- _Aim_
Copy out the listing that follows exactly, dropping every picture.

>> begin Provided data

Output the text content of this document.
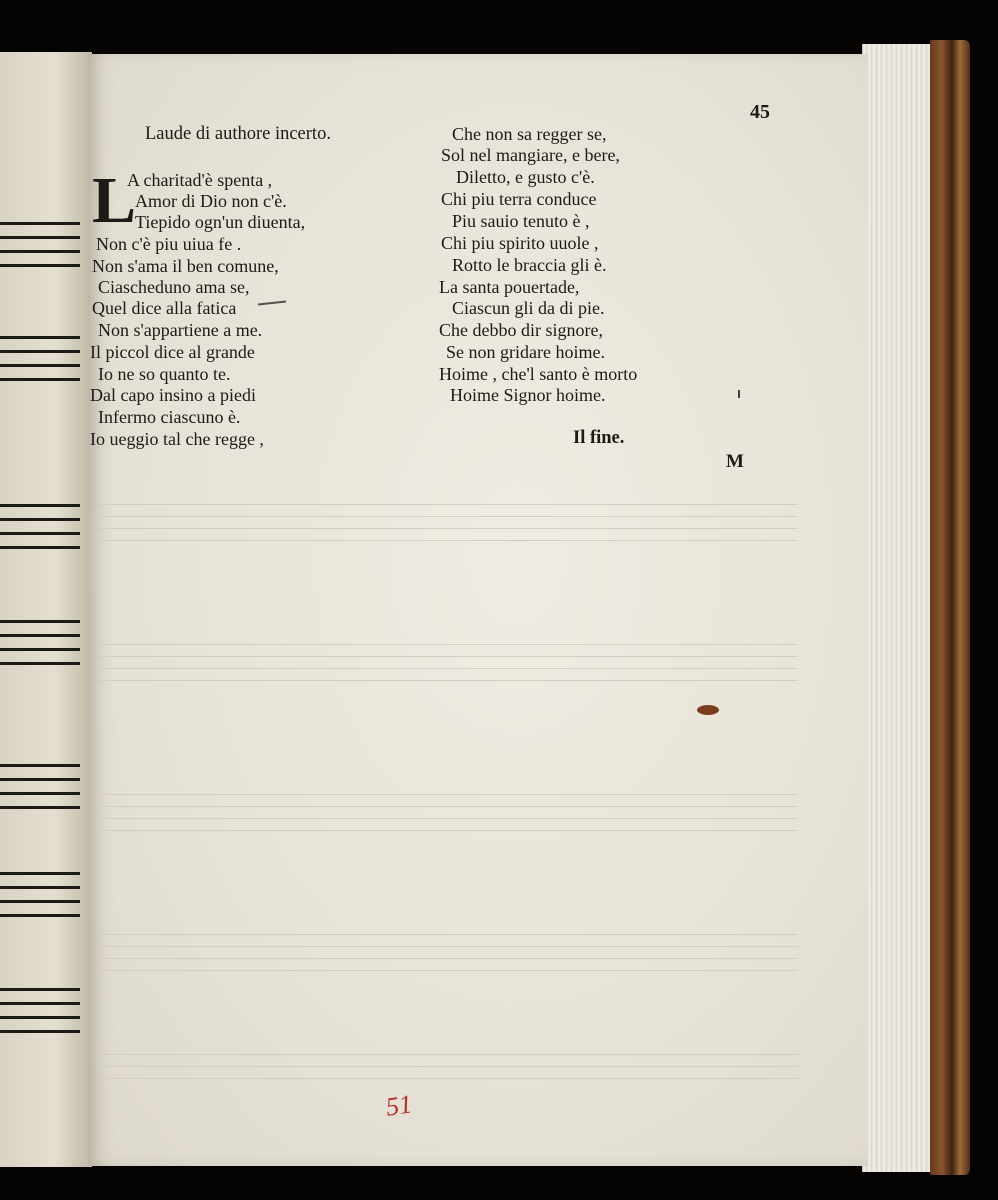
45
Laude di authore incerto.
L
A charitad'è spenta ,
Amor di Dio non c'è.
Tiepido ogn'un diuenta,
Non c'è piu uiua fe .
Non s'ama il ben comune,
Ciascheduno ama se,
Quel dice alla fatica
Non s'appartiene a me.
Il piccol dice al grande
Io ne so quanto te.
Dal capo insino a piedi
Infermo ciascuno è.
Io ueggio tal che regge ,
Che non sa regger se,
Sol nel mangiare, e bere,
Diletto, e gusto c'è.
Chi piu terra conduce
Piu sauio tenuto è ,
Chi piu spirito uuole ,
Rotto le braccia gli è.
La santa pouertade,
Ciascun gli da di pie.
Che debbo dir signore,
Se non gridare hoime.
Hoime , che'l santo è morto
Hoime Signor hoime.
Il fine.
M
51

>> end Provided data

- _Result of the exercise_
Output the text content of this document.
45
Laude di authore incerto.
L
A charitad'è spenta ,
Amor di Dio non c'è.
Tiepido ogn'un diuenta,
Non c'è piu uiua fe .
Non s'ama il ben comune,
Ciascheduno ama se,
Quel dice alla fatica
Non s'appartiene a me.
Il piccol dice al grande
Io ne so quanto te.
Dal capo insino a piedi
Infermo ciascuno è.
Io ueggio tal che regge ,
Che non sa regger se,
Sol nel mangiare, e bere,
Diletto, e gusto c'è.
Chi piu terra conduce
Piu sauio tenuto è ,
Chi piu spirito uuole ,
Rotto le braccia gli è.
La santa pouertade,
Ciascun gli da di pie.
Che debbo dir signore,
Se non gridare hoime.
Hoime , che'l santo è morto
Hoime Signor hoime.
Il fine.
M
51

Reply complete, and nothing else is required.